-- START OF Data shown --

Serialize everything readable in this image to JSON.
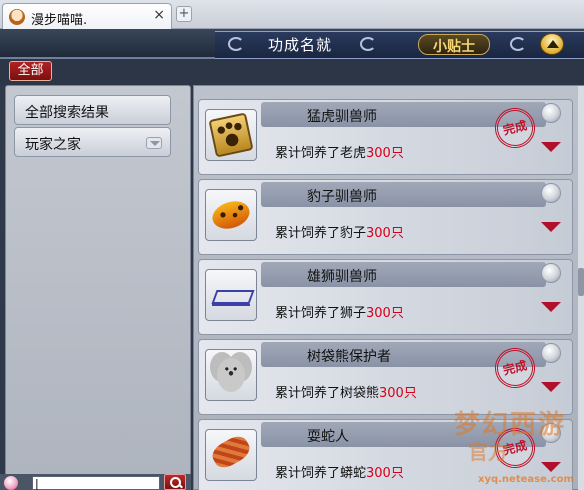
{
  "browser": {
    "tab_title": "漫步喵喵.",
    "close_glyph": "×",
    "new_tab_glyph": "+"
  },
  "header": {
    "title": "功成名就",
    "tips_label": "小贴士"
  },
  "filter": {
    "all_label": "全部"
  },
  "sidebar": {
    "items": [
      {
        "label": "全部搜索结果",
        "has_dropdown": false
      },
      {
        "label": "玩家之家",
        "has_dropdown": true
      }
    ]
  },
  "search": {
    "value": "|"
  },
  "achievements": [
    {
      "title": "猛虎驯兽师",
      "desc_prefix": "累计饲养了老虎",
      "count": "300只",
      "icon": "paw-icon",
      "completed": true,
      "badge_text": "完成"
    },
    {
      "title": "豹子驯兽师",
      "desc_prefix": "累计饲养了豹子",
      "count": "300只",
      "icon": "leopard-icon",
      "completed": false,
      "badge_text": ""
    },
    {
      "title": "雄狮驯兽师",
      "desc_prefix": "累计饲养了狮子",
      "count": "300只",
      "icon": "rack-icon",
      "completed": false,
      "badge_text": ""
    },
    {
      "title": "树袋熊保护者",
      "desc_prefix": "累计饲养了树袋熊",
      "count": "300只",
      "icon": "koala-icon",
      "completed": true,
      "badge_text": "完成"
    },
    {
      "title": "耍蛇人",
      "desc_prefix": "累计饲养了蟒蛇",
      "count": "300只",
      "icon": "snake-icon",
      "completed": true,
      "badge_text": "完成"
    }
  ],
  "watermark": {
    "logo": "梦幻西游",
    "sub": "官方",
    "url": "xyq.netease.com"
  },
  "colors": {
    "count_red": "#d4001a",
    "badge_red": "#c0102a",
    "tips_gold": "#f7d774"
  }
}
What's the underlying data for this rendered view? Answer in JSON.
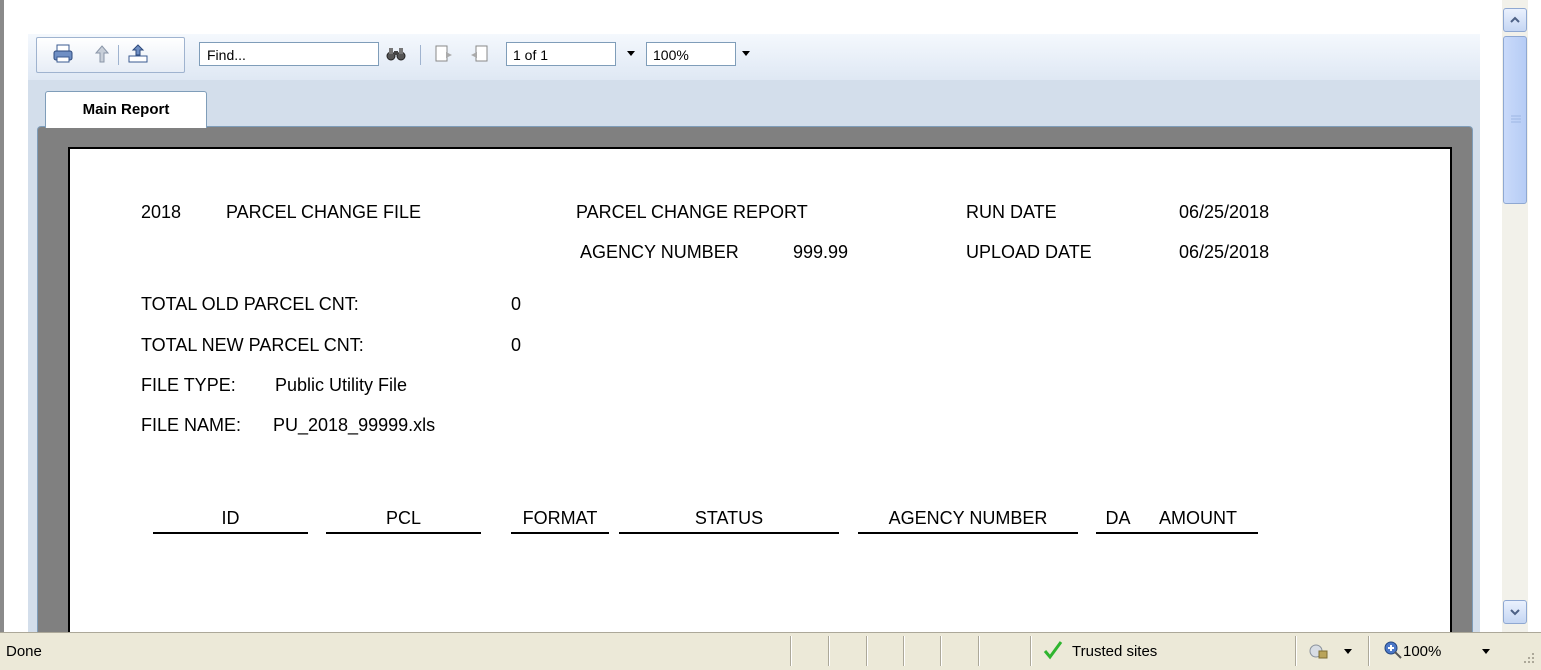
{
  "toolbar": {
    "find_placeholder": "Find...",
    "page_indicator": "1 of 1",
    "zoom": "100%"
  },
  "tab": {
    "label": "Main Report"
  },
  "report": {
    "year": "2018",
    "file_title": "PARCEL CHANGE FILE",
    "report_title": "PARCEL CHANGE REPORT",
    "agency_number_label": "AGENCY NUMBER",
    "agency_number_value": "999.99",
    "run_date_label": "RUN DATE",
    "run_date_value": "06/25/2018",
    "upload_date_label": "UPLOAD DATE",
    "upload_date_value": "06/25/2018",
    "old_parcel_label": "TOTAL OLD PARCEL CNT:",
    "old_parcel_value": "0",
    "new_parcel_label": "TOTAL NEW PARCEL CNT:",
    "new_parcel_value": "0",
    "file_type_label": "FILE TYPE:",
    "file_type_value": "Public Utility File",
    "file_name_label": "FILE NAME:",
    "file_name_value": "PU_2018_99999.xls",
    "columns": [
      "ID",
      "PCL",
      "FORMAT",
      "STATUS",
      "AGENCY NUMBER",
      "DA",
      "AMOUNT"
    ]
  },
  "statusbar": {
    "status": "Done",
    "zone": "Trusted sites",
    "zoom": "100%"
  },
  "colors": {
    "toolbar_bg": "#dfe8f4",
    "frame_gray": "#808080",
    "statusbar_bg": "#ece9d8",
    "check_green": "#2fb52f"
  }
}
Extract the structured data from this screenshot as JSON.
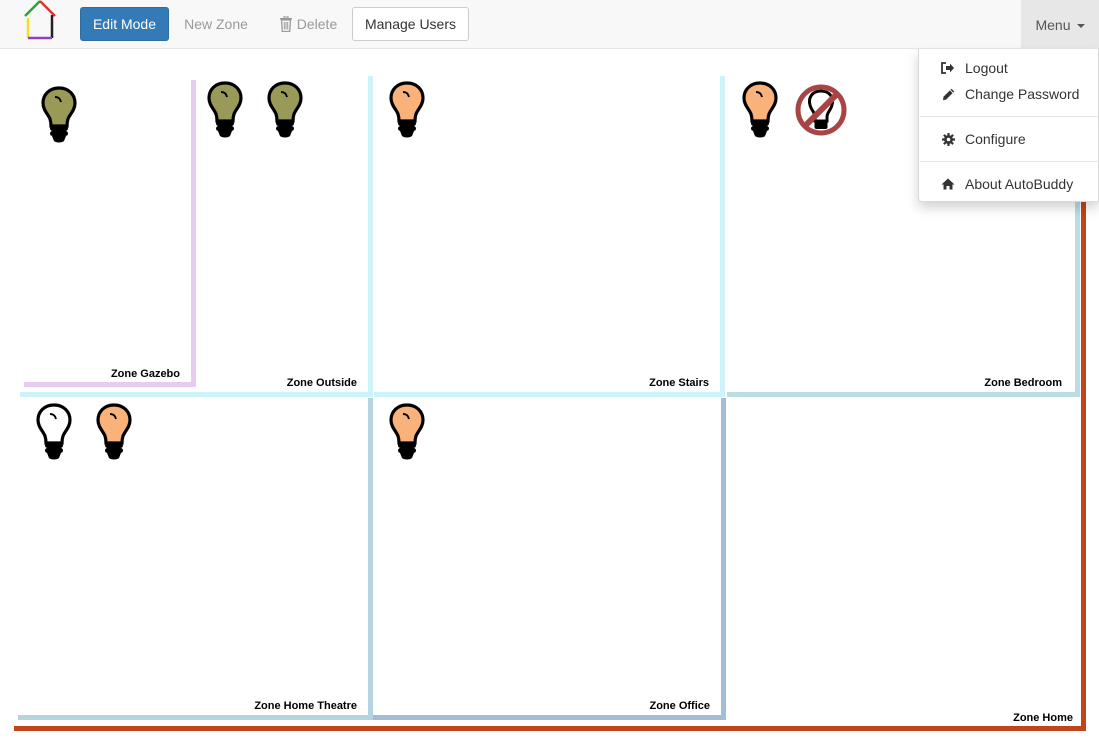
{
  "navbar": {
    "logo_icon": "house-logo-icon",
    "edit_mode_label": "Edit Mode",
    "new_zone_label": "New Zone",
    "delete_label": "Delete",
    "delete_icon": "trash-icon",
    "manage_users_label": "Manage Users",
    "menu_label": "Menu"
  },
  "menu": {
    "items": [
      {
        "label": "Logout",
        "icon": "logout-icon"
      },
      {
        "label": "Change Password",
        "icon": "pencil-icon"
      },
      {
        "label": "Configure",
        "icon": "gear-icon"
      },
      {
        "label": "About AutoBuddy",
        "icon": "home-icon"
      }
    ]
  },
  "colors": {
    "primary_button": "#337ab7",
    "bulb_on": "#f9b27a",
    "bulb_dim": "#9a9a58",
    "bulb_off": "#ffffff",
    "blocked": "#a84444",
    "zone_home": "#c0441c",
    "zone_gazebo": "#e8ccf0",
    "zone_outside": "#ccf4f8",
    "zone_stairs": "#ccf4f8",
    "zone_bedroom": "#bcdce6",
    "zone_home_theatre": "#b4d4e0",
    "zone_office": "#a4bcd4"
  },
  "zones": {
    "gazebo": {
      "name": "Zone Gazebo",
      "devices": [
        "bulb-dim"
      ]
    },
    "outside": {
      "name": "Zone Outside",
      "devices": [
        "bulb-dim",
        "bulb-dim"
      ]
    },
    "stairs": {
      "name": "Zone Stairs",
      "devices": [
        "bulb-on"
      ]
    },
    "bedroom": {
      "name": "Zone Bedroom",
      "devices": [
        "bulb-on",
        "bulb-blocked"
      ]
    },
    "home_theatre": {
      "name": "Zone Home Theatre",
      "devices": [
        "bulb-off",
        "bulb-on"
      ]
    },
    "office": {
      "name": "Zone Office",
      "devices": [
        "bulb-on"
      ]
    },
    "home": {
      "name": "Zone Home",
      "devices": []
    }
  }
}
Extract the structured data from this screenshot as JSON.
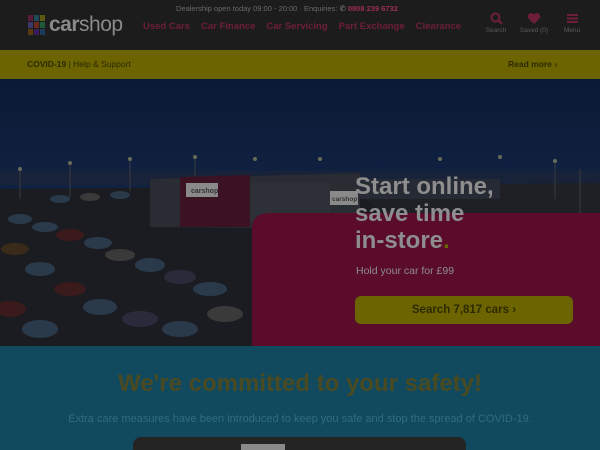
{
  "header": {
    "logo_text_bold": "car",
    "logo_text_light": "shop",
    "opening_text": "Dealership open today 09:00 - 20:00 · Enquiries:",
    "phone": "0808 239 6732",
    "nav": [
      {
        "label": "Used Cars"
      },
      {
        "label": "Car Finance"
      },
      {
        "label": "Car Servicing"
      },
      {
        "label": "Part Exchange"
      },
      {
        "label": "Clearance"
      }
    ],
    "icons": [
      {
        "icon": "search-icon",
        "label": "Search"
      },
      {
        "icon": "heart-icon",
        "label": "Saved (0)"
      },
      {
        "icon": "menu-icon",
        "label": "Menu"
      }
    ]
  },
  "covid_bar": {
    "title": "COVID-19",
    "link": "| Help & Support",
    "read_more": "Read more"
  },
  "hero": {
    "title_line1": "Start online,",
    "title_line2": "save time",
    "title_line3": "in-store",
    "title_dot": ".",
    "subtitle": "Hold your car for £99",
    "search_button": "Search 7,817 cars"
  },
  "building_signs": {
    "sign": "carshop"
  },
  "safety": {
    "heading": "We're committed to your safety!",
    "text": "Extra care measures have been introduced to keep you safe and stop the spread of COVID-19."
  },
  "colors": {
    "brand_pink": "#7a1036",
    "brand_yellow": "#6b6400",
    "safety_bg": "#11495e"
  }
}
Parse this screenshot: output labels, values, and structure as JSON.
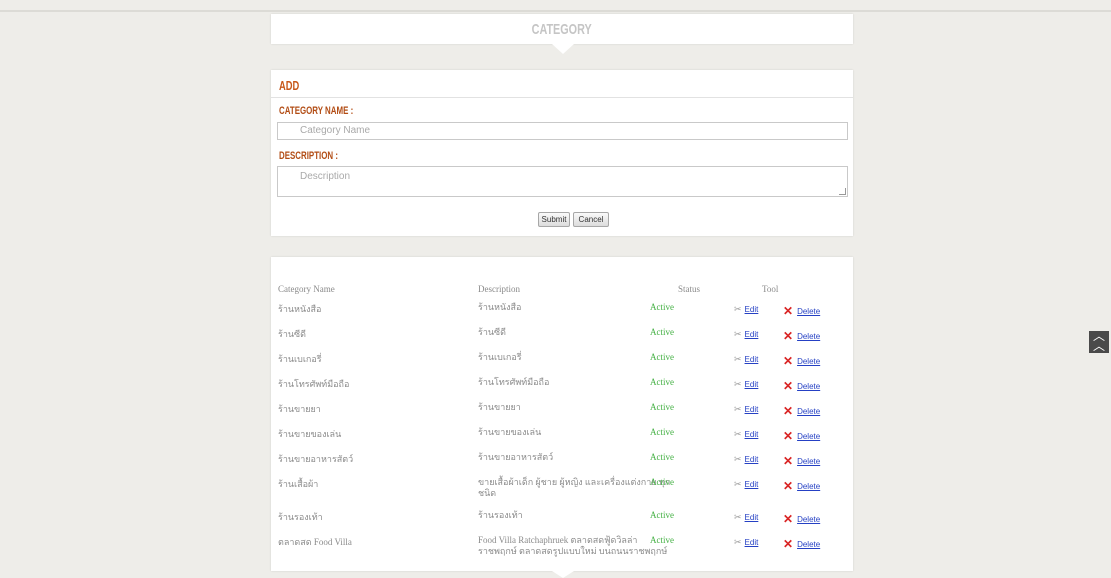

-- END OF Data shown --

- Task objective: Reproduce every entry exactly, but omit each picture.

- Answer to the exercise:
Serialize everything readable in this image to JSON.
{
  "browser": {
    "tab_title": "漫步喵喵.",
    "close_glyph": "×",
    "new_tab_glyph": "+"
  },
  "header": {
    "title": "功成名就",
    "tips_label": "小贴士"
  },
  "filter": {
    "all_label": "全部"
  },
  "sidebar": {
    "items": [
      {
        "label": "全部搜索结果",
        "has_dropdown": false
      },
      {
        "label": "玩家之家",
        "has_dropdown": true
      }
    ]
  },
  "search": {
    "value": "|"
  },
  "achievements": [
    {
      "title": "猛虎驯兽师",
      "desc_prefix": "累计饲养了老虎",
      "count": "300只",
      "icon": "paw-icon",
      "completed": true,
      "badge_text": "完成"
    },
    {
      "title": "豹子驯兽师",
      "desc_prefix": "累计饲养了豹子",
      "count": "300只",
      "icon": "leopard-icon",
      "completed": false,
      "badge_text": ""
    },
    {
      "title": "雄狮驯兽师",
      "desc_prefix": "累计饲养了狮子",
      "count": "300只",
      "icon": "rack-icon",
      "completed": false,
      "badge_text": ""
    },
    {
      "title": "树袋熊保护者",
      "desc_prefix": "累计饲养了树袋熊",
      "count": "300只",
      "icon": "koala-icon",
      "completed": true,
      "badge_text": "完成"
    },
    {
      "title": "耍蛇人",
      "desc_prefix": "累计饲养了蟒蛇",
      "count": "300只",
      "icon": "snake-icon",
      "completed": true,
      "badge_text": "完成"
    }
  ],
  "watermark": {
    "logo": "梦幻西游",
    "sub": "官方",
    "url": "xyq.netease.com"
  },
  "colors": {
    "count_red": "#d4001a",
    "badge_red": "#c0102a",
    "tips_gold": "#f7d774"
  }
}
What's the underlying data for this rendered view? Answer in JSON.
{
  "toolbar": {
    "find_placeholder": "Find...",
    "page_indicator": "1 of 1",
    "zoom": "100%"
  },
  "tab": {
    "label": "Main Report"
  },
  "report": {
    "year": "2018",
    "file_title": "PARCEL CHANGE FILE",
    "report_title": "PARCEL CHANGE REPORT",
    "agency_number_label": "AGENCY NUMBER",
    "agency_number_value": "999.99",
    "run_date_label": "RUN DATE",
    "run_date_value": "06/25/2018",
    "upload_date_label": "UPLOAD DATE",
    "upload_date_value": "06/25/2018",
    "old_parcel_label": "TOTAL OLD PARCEL CNT:",
    "old_parcel_value": "0",
    "new_parcel_label": "TOTAL NEW PARCEL CNT:",
    "new_parcel_value": "0",
    "file_type_label": "FILE TYPE:",
    "file_type_value": "Public Utility File",
    "file_name_label": "FILE NAME:",
    "file_name_value": "PU_2018_99999.xls",
    "columns": [
      "ID",
      "PCL",
      "FORMAT",
      "STATUS",
      "AGENCY NUMBER",
      "DA",
      "AMOUNT"
    ]
  },
  "statusbar": {
    "status": "Done",
    "zone": "Trusted sites",
    "zoom": "100%"
  },
  "colors": {
    "toolbar_bg": "#dfe8f4",
    "frame_gray": "#808080",
    "statusbar_bg": "#ece9d8",
    "check_green": "#2fb52f"
  }
}
Extract the structured data from this screenshot as JSON.
{
  "navbar": {
    "logo_icon": "house-logo-icon",
    "edit_mode_label": "Edit Mode",
    "new_zone_label": "New Zone",
    "delete_label": "Delete",
    "delete_icon": "trash-icon",
    "manage_users_label": "Manage Users",
    "menu_label": "Menu"
  },
  "menu": {
    "items": [
      {
        "label": "Logout",
        "icon": "logout-icon"
      },
      {
        "label": "Change Password",
        "icon": "pencil-icon"
      },
      {
        "label": "Configure",
        "icon": "gear-icon"
      },
      {
        "label": "About AutoBuddy",
        "icon": "home-icon"
      }
    ]
  },
  "colors": {
    "primary_button": "#337ab7",
    "bulb_on": "#f9b27a",
    "bulb_dim": "#9a9a58",
    "bulb_off": "#ffffff",
    "blocked": "#a84444",
    "zone_home": "#c0441c",
    "zone_gazebo": "#e8ccf0",
    "zone_outside": "#ccf4f8",
    "zone_stairs": "#ccf4f8",
    "zone_bedroom": "#bcdce6",
    "zone_home_theatre": "#b4d4e0",
    "zone_office": "#a4bcd4"
  },
  "zones": {
    "gazebo": {
      "name": "Zone Gazebo",
      "devices": [
        "bulb-dim"
      ]
    },
    "outside": {
      "name": "Zone Outside",
      "devices": [
        "bulb-dim",
        "bulb-dim"
      ]
    },
    "stairs": {
      "name": "Zone Stairs",
      "devices": [
        "bulb-on"
      ]
    },
    "bedroom": {
      "name": "Zone Bedroom",
      "devices": [
        "bulb-on",
        "bulb-blocked"
      ]
    },
    "home_theatre": {
      "name": "Zone Home Theatre",
      "devices": [
        "bulb-off",
        "bulb-on"
      ]
    },
    "office": {
      "name": "Zone Office",
      "devices": [
        "bulb-on"
      ]
    },
    "home": {
      "name": "Zone Home",
      "devices": []
    }
  }
}
Extract the structured data from this screenshot as JSON.
{
  "header": {
    "logo_text_bold": "car",
    "logo_text_light": "shop",
    "opening_text": "Dealership open today 09:00 - 20:00 · Enquiries:",
    "phone": "0808 239 6732",
    "nav": [
      {
        "label": "Used Cars"
      },
      {
        "label": "Car Finance"
      },
      {
        "label": "Car Servicing"
      },
      {
        "label": "Part Exchange"
      },
      {
        "label": "Clearance"
      }
    ],
    "icons": [
      {
        "icon": "search-icon",
        "label": "Search"
      },
      {
        "icon": "heart-icon",
        "label": "Saved (0)"
      },
      {
        "icon": "menu-icon",
        "label": "Menu"
      }
    ]
  },
  "covid_bar": {
    "title": "COVID-19",
    "link": "| Help & Support",
    "read_more": "Read more"
  },
  "hero": {
    "title_line1": "Start online,",
    "title_line2": "save time",
    "title_line3": "in-store",
    "title_dot": ".",
    "subtitle": "Hold your car for £99",
    "search_button": "Search 7,817 cars"
  },
  "building_signs": {
    "sign": "carshop"
  },
  "safety": {
    "heading": "We're committed to your safety!",
    "text": "Extra care measures have been introduced to keep you safe and stop the spread of COVID-19."
  },
  "colors": {
    "brand_pink": "#7a1036",
    "brand_yellow": "#6b6400",
    "safety_bg": "#11495e"
  }
}
Parse this screenshot: output labels, values, and structure as JSON.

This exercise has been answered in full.